> Exercise details: Begin at the line containing "What's the underlying" and give again every line to the end of the records, exactly, without the pictures.

> Record extracts:

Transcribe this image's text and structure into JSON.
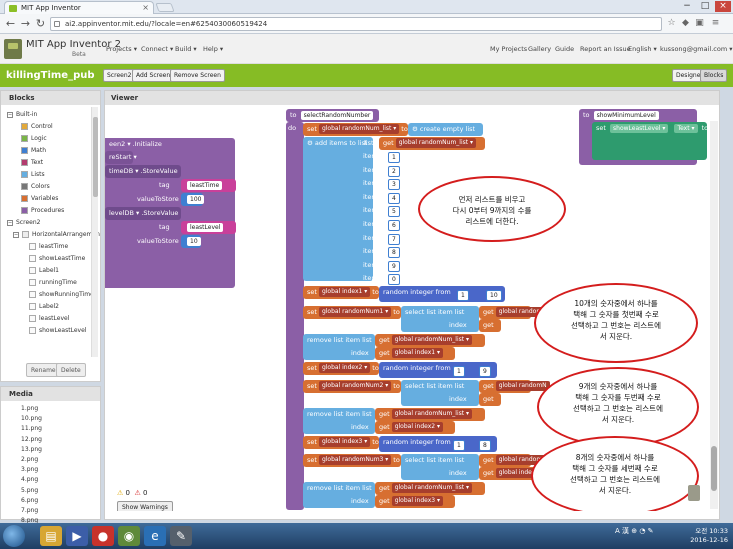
{
  "browser": {
    "tab_title": "MIT App Inventor",
    "tab_close": "×",
    "url": "ai2.appinventor.mit.edu/?locale=en#6254030060519424",
    "window_min": "−",
    "window_max": "□",
    "window_close": "×"
  },
  "app": {
    "title": "MIT App Inventor 2",
    "beta": "Beta",
    "menus": [
      "Projects ▾",
      "Connect ▾",
      "Build ▾",
      "Help ▾"
    ],
    "right_menus": [
      "My Projects",
      "Gallery",
      "Guide",
      "Report an Issue",
      "English ▾",
      "kussong@gmail.com ▾"
    ]
  },
  "project": {
    "name": "killingTime_pub",
    "screen_btn": "Screen2 ▾",
    "add_screen": "Add Screen ...",
    "remove_screen": "Remove Screen",
    "designer": "Designer",
    "blocks": "Blocks"
  },
  "blocks_panel": {
    "title": "Blocks",
    "builtin": "Built-in",
    "builtin_items": [
      {
        "label": "Control",
        "color": "#e2a93a"
      },
      {
        "label": "Logic",
        "color": "#7ab548"
      },
      {
        "label": "Math",
        "color": "#3f7fd1"
      },
      {
        "label": "Text",
        "color": "#b33b6e"
      },
      {
        "label": "Lists",
        "color": "#66aee0"
      },
      {
        "label": "Colors",
        "color": "#777777"
      },
      {
        "label": "Variables",
        "color": "#d76f31"
      },
      {
        "label": "Procedures",
        "color": "#8b5fa6"
      }
    ],
    "screen": "Screen2",
    "arrangement": "HorizontalArrangemen",
    "components": [
      "leastTime",
      "showLeastTime",
      "Label1",
      "runningTime",
      "showRunningTime",
      "Label2",
      "leastLevel",
      "showLeastLevel"
    ],
    "rename": "Rename",
    "delete": "Delete"
  },
  "media": {
    "title": "Media",
    "files": [
      "1.png",
      "10.png",
      "11.png",
      "12.png",
      "13.png",
      "2.png",
      "3.png",
      "4.png",
      "5.png",
      "6.png",
      "7.png",
      "8.png"
    ]
  },
  "viewer": {
    "title": "Viewer",
    "warnings_count": "0",
    "errors_count": "0",
    "show_warnings": "Show Warnings"
  },
  "blocks": {
    "proc_to": "to",
    "proc_name": "selectRandomNumber",
    "do": "do",
    "set": "set",
    "to": "to",
    "var_list": "global randomNum_list ▾",
    "create_empty": "create empty list",
    "add_items": "add items to list",
    "list_label": "list",
    "get": "get",
    "item": "item",
    "items": [
      "1",
      "2",
      "3",
      "4",
      "5",
      "6",
      "7",
      "8",
      "9",
      "0"
    ],
    "random_integer": "random integer from",
    "var_index1": "global index1 ▾",
    "var_index2": "global index2 ▾",
    "var_index3": "global index3 ▾",
    "var_num1": "global randomNum1 ▾",
    "var_num2": "global randomNum2 ▾",
    "var_num3": "global randomNum3 ▾",
    "get_index1": "global index1 ▾",
    "get_index2": "global index2 ▾",
    "get_index3": "global index3 ▾",
    "select_item": "select list item list",
    "index": "index",
    "get_partial": "get",
    "get_randomnum_partial": "global randomN",
    "get_index_partial": "global index3",
    "remove_item": "remove list item list",
    "from1": "1",
    "to1": "10",
    "from2": "1",
    "to2": "9",
    "from3": "1",
    "to3": "8",
    "left_init": "een2 ▾ .Initialize",
    "left_restart": "reStart ▾",
    "left_timedb": "timeDB ▾ .StoreValue",
    "left_tag": "tag",
    "left_tag1_val": "leastTime",
    "left_value": "valueToStore",
    "left_val1": "100",
    "left_leveldb": "levelDB ▾ .StoreValue",
    "left_tag2_val": "leastLevel",
    "left_val2": "10",
    "top_right_to": "to",
    "top_right_name": "showMinimumLevel",
    "top_right_set": "set",
    "top_right_comp": "showLeastLevel ▾",
    "top_right_prop": "Text ▾",
    "top_right_to2": "to"
  },
  "notes": [
    "먼저 리스트를 비우고\n다시 0부터 9까지의 수를\n리스트에 더한다.",
    "10개의 숫자중에서 하나를\n택해 그 숫자를 첫번째 수로\n선택하고 그 번호는 리스트에\n서 지운다.",
    "9개의 숫자중에서 하나를\n택해 그 숫자를 두번째 수로\n선택하고 그 번호는 리스트에\n서 지운다.",
    "8개의 숫자중에서 하나를\n택해 그 숫자를 세번째 수로\n선택하고 그 번호는 리스트에\n서 지운다."
  ],
  "taskbar": {
    "tray": "A 漢 ⊕ ◔ ✎",
    "time": "오전 10:33",
    "date": "2016-12-16"
  }
}
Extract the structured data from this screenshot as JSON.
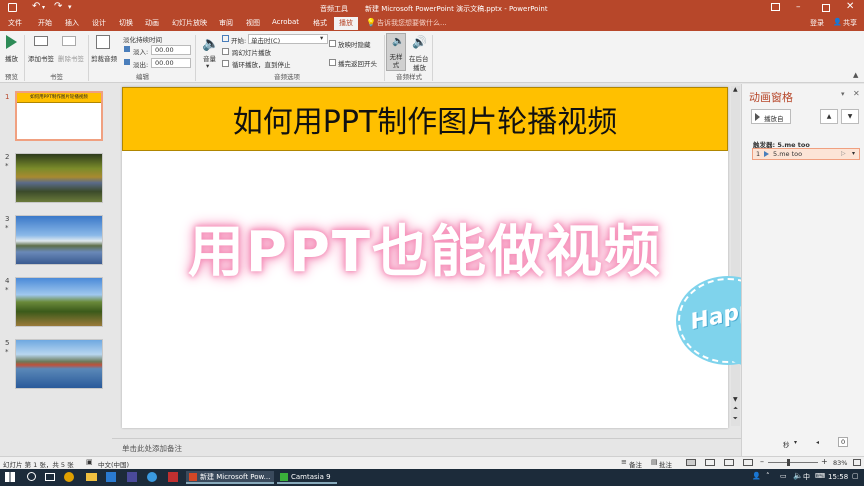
{
  "titlebar": {
    "tools_label": "音频工具",
    "title": "新建 Microsoft PowerPoint 演示文稿.pptx - PowerPoint"
  },
  "tabs": [
    "文件",
    "开始",
    "插入",
    "设计",
    "切换",
    "动画",
    "幻灯片放映",
    "审阅",
    "视图",
    "Acrobat",
    "格式",
    "播放"
  ],
  "active_tab": "播放",
  "tell_me": "告诉我您想要做什么...",
  "login": "登录",
  "share": "共享",
  "ribbon": {
    "play": "播放",
    "add_bookmark": "添加书签",
    "remove_bookmark": "删除书签",
    "trim_audio": "剪裁音频",
    "fade_duration": "淡化持续时间",
    "fade_in_label": "淡入:",
    "fade_in_value": "00.00",
    "fade_out_label": "淡出:",
    "fade_out_value": "00.00",
    "volume": "音量",
    "start_label": "开始:",
    "start_value": "单击时(C)",
    "cross_slides": "跨幻灯片播放",
    "loop": "循环播放，直到停止",
    "hide_during_show": "放映时隐藏",
    "rewind": "播完返回开头",
    "no_style": "无样式",
    "play_bg_1": "在后台",
    "play_bg_2": "播放",
    "groups": {
      "preview": "预览",
      "bookmarks": "书签",
      "editing": "编辑",
      "audio_options": "音频选项",
      "audio_styles": "音频样式"
    }
  },
  "thumbs": [
    {
      "num": "1",
      "caption": "如何用PPT制作图片轮播视频"
    },
    {
      "num": "2"
    },
    {
      "num": "3"
    },
    {
      "num": "4"
    },
    {
      "num": "5"
    }
  ],
  "slide": {
    "title": "如何用PPT制作图片轮播视频",
    "big_text": "用PPT也能做视频",
    "sticker_text": "Happy"
  },
  "notes_placeholder": "单击此处添加备注",
  "anim_pane": {
    "title": "动画窗格",
    "play_from": "播放自",
    "trigger": "触发器: 5.me too",
    "item_num": "1",
    "item_label": "5.me too",
    "seconds": "秒",
    "zoom_value": "0"
  },
  "status": {
    "slide_info": "幻灯片 第 1 张，共 5 张",
    "language": "中文(中国)",
    "notes": "备注",
    "comments": "批注",
    "zoom": "83%"
  },
  "taskbar": {
    "item1": "新建 Microsoft Pow...",
    "item2": "Camtasia 9",
    "ime": "中",
    "clock": "15:58"
  },
  "colors": {
    "brand": "#b7472a",
    "title_fill": "#ffc000",
    "glow": "#f58fb8",
    "sticker": "#7fd3ec",
    "taskbar": "#1c2b3a"
  }
}
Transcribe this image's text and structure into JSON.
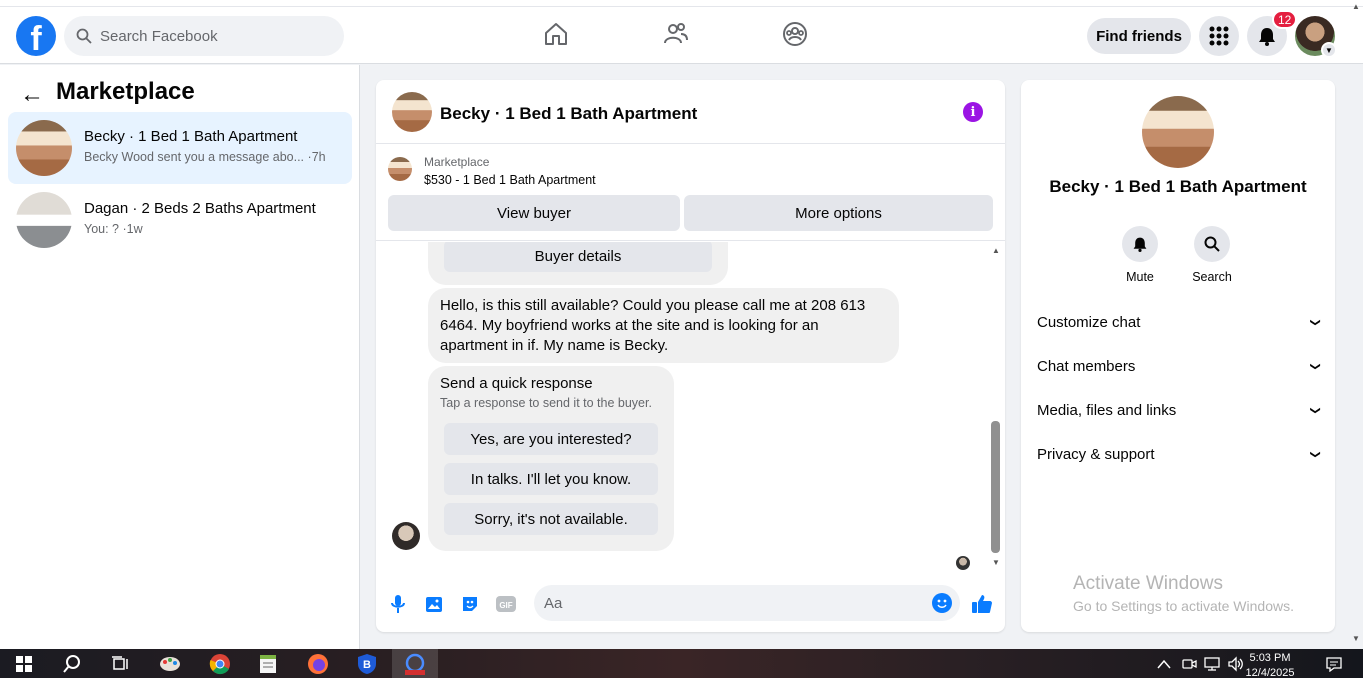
{
  "topbar": {
    "logo_letter": "f",
    "search_placeholder": "Search Facebook",
    "find_friends": "Find friends",
    "notification_count": "12"
  },
  "left": {
    "title": "Marketplace",
    "conversations": [
      {
        "title": "Becky · 1 Bed 1 Bath Apartment",
        "snippet": "Becky Wood sent you a message abo...",
        "time": "·7h"
      },
      {
        "title": "Dagan · 2 Beds 2 Baths Apartment",
        "snippet": "You: ? ·1w",
        "time": ""
      }
    ]
  },
  "chat": {
    "title": "Becky · 1 Bed 1 Bath Apartment",
    "marketplace_label": "Marketplace",
    "item": "$530 - 1 Bed 1 Bath Apartment",
    "view_buyer": "View buyer",
    "more_options": "More options",
    "buyer_details": "Buyer details",
    "message_lines": [
      "Hello, is this still available? Could you please call me at 208 613",
      "6464. My boyfriend works at the site and is looking for an",
      "apartment in if. My name is Becky."
    ],
    "quick_title": "Send a quick response",
    "quick_sub": "Tap a response to send it to the buyer.",
    "quick_replies": [
      "Yes, are you interested?",
      "In talks. I'll let you know.",
      "Sorry, it's not available."
    ],
    "composer_placeholder": "Aa"
  },
  "right": {
    "title": "Becky · 1 Bed 1 Bath Apartment",
    "mute": "Mute",
    "search": "Search",
    "sections": [
      "Customize chat",
      "Chat members",
      "Media, files and links",
      "Privacy & support"
    ]
  },
  "watermark": {
    "line1": "Activate Windows",
    "line2": "Go to Settings to activate Windows."
  },
  "taskbar": {
    "time": "5:03 PM",
    "date": "12/4/2025"
  },
  "colors": {
    "brand": "#1877f2",
    "badge": "#e41e3f",
    "info": "#9b14e4",
    "active_row": "#e7f3ff"
  }
}
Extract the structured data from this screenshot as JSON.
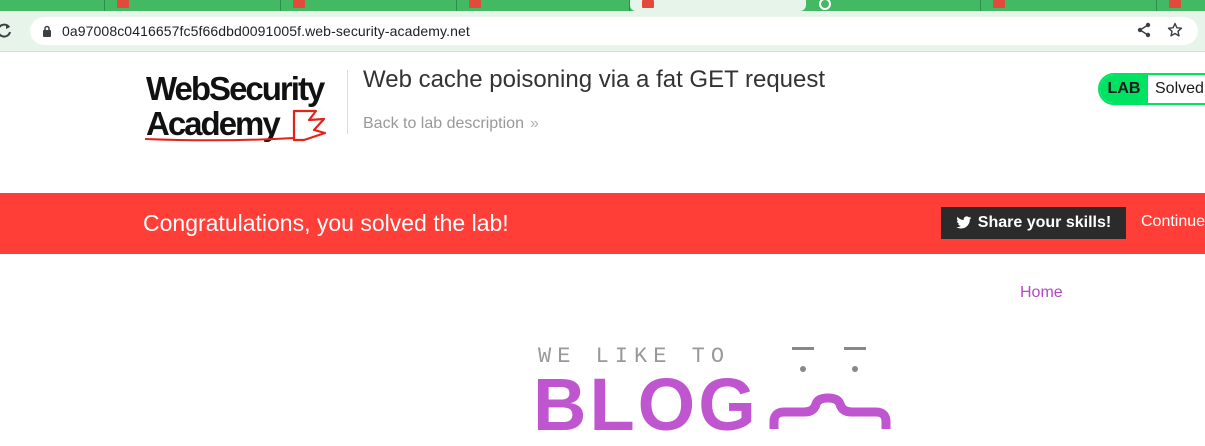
{
  "browser": {
    "url": "0a97008c0416657fc5f66dbd0091005f.web-security-academy.net",
    "icons": [
      "reload-icon",
      "lock-icon",
      "share-icon",
      "star-icon"
    ]
  },
  "header": {
    "logo_line1": "WebSecurity",
    "logo_line2": "Academy",
    "lab_title": "Web cache poisoning via a fat GET request",
    "back_link": "Back to lab description",
    "badge_lab": "LAB",
    "badge_status": "Solved"
  },
  "banner": {
    "message": "Congratulations, you solved the lab!",
    "share_label": "Share your skills!",
    "continue_label": "Continue"
  },
  "blog": {
    "nav_home": "Home",
    "tagline": "WE LIKE TO",
    "word": "BLOG"
  },
  "colors": {
    "chrome_green": "#44b964",
    "banner_red": "#ff3e38",
    "badge_green": "#00e261",
    "blog_purple": "#c056cf"
  }
}
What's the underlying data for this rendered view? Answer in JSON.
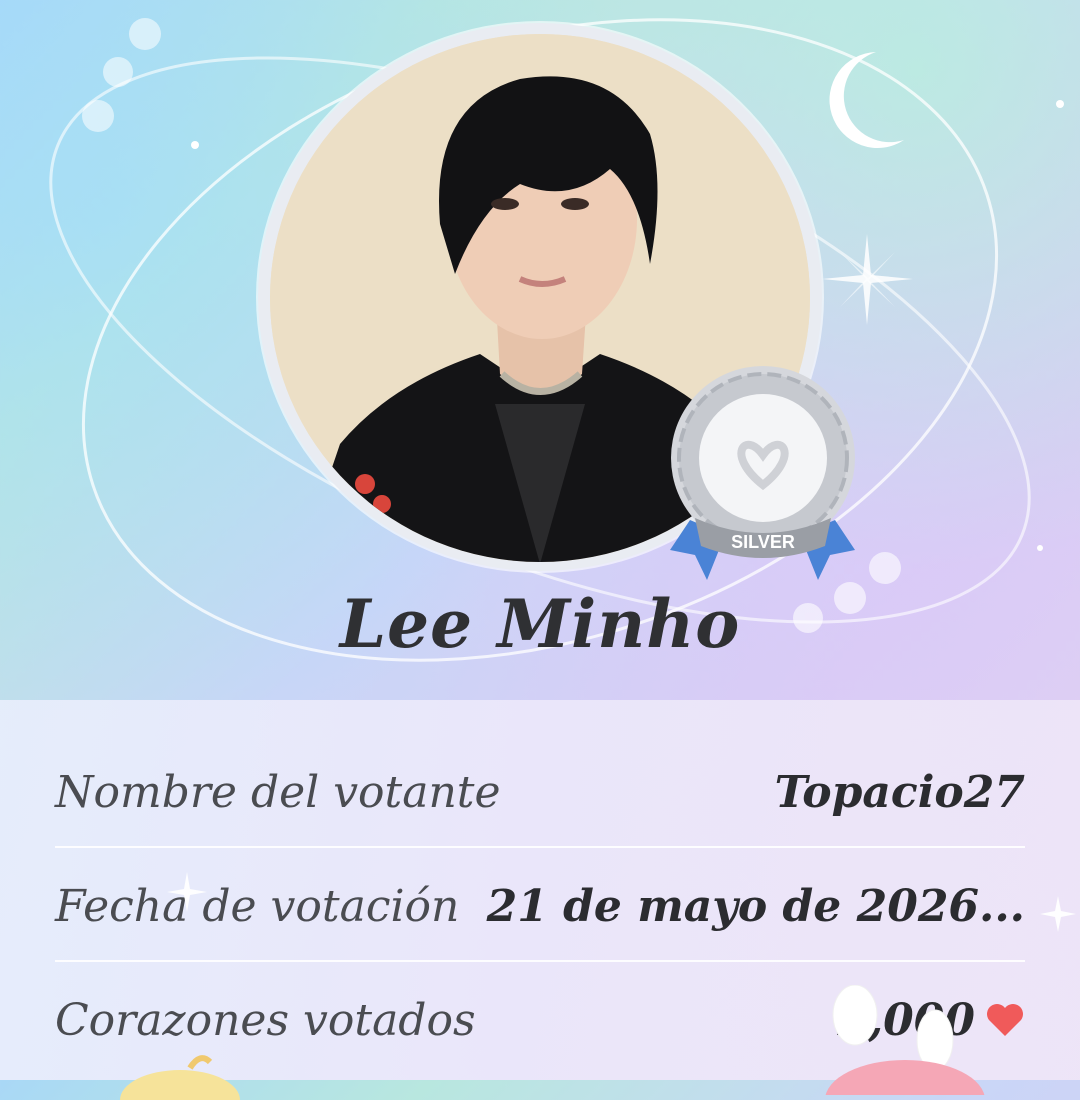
{
  "idol": {
    "name": "Lee Minho"
  },
  "badge": {
    "tier_label": "SILVER"
  },
  "vote_details": [
    {
      "label": "Nombre del votante",
      "value": "Topacio27"
    },
    {
      "label": "Fecha de votación",
      "value": "21 de mayo de 2026..."
    },
    {
      "label": "Corazones votados",
      "value": "2,000"
    }
  ],
  "icons": {
    "moon": "moon-icon",
    "sparkle": "sparkle-icon",
    "heart": "heart-icon",
    "badge": "silver-badge-icon"
  },
  "colors": {
    "heart": "#f05a5a",
    "text_dark": "#2f3033",
    "label": "#4a4c51",
    "ribbon": "#4a83d6",
    "silver": "#c9ccd2"
  }
}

> Solution below:
What's the underlying data for this rendered view? Answer in JSON.
{
  "idol": {
    "name": "Lee Minho"
  },
  "badge": {
    "tier_label": "SILVER"
  },
  "vote_details": [
    {
      "label": "Nombre del votante",
      "value": "Topacio27"
    },
    {
      "label": "Fecha de votación",
      "value": "21 de mayo de 2026..."
    },
    {
      "label": "Corazones votados",
      "value": "2,000"
    }
  ],
  "icons": {
    "moon": "moon-icon",
    "sparkle": "sparkle-icon",
    "heart": "heart-icon",
    "badge": "silver-badge-icon"
  },
  "colors": {
    "heart": "#f05a5a",
    "text_dark": "#2f3033",
    "label": "#4a4c51",
    "ribbon": "#4a83d6",
    "silver": "#c9ccd2"
  }
}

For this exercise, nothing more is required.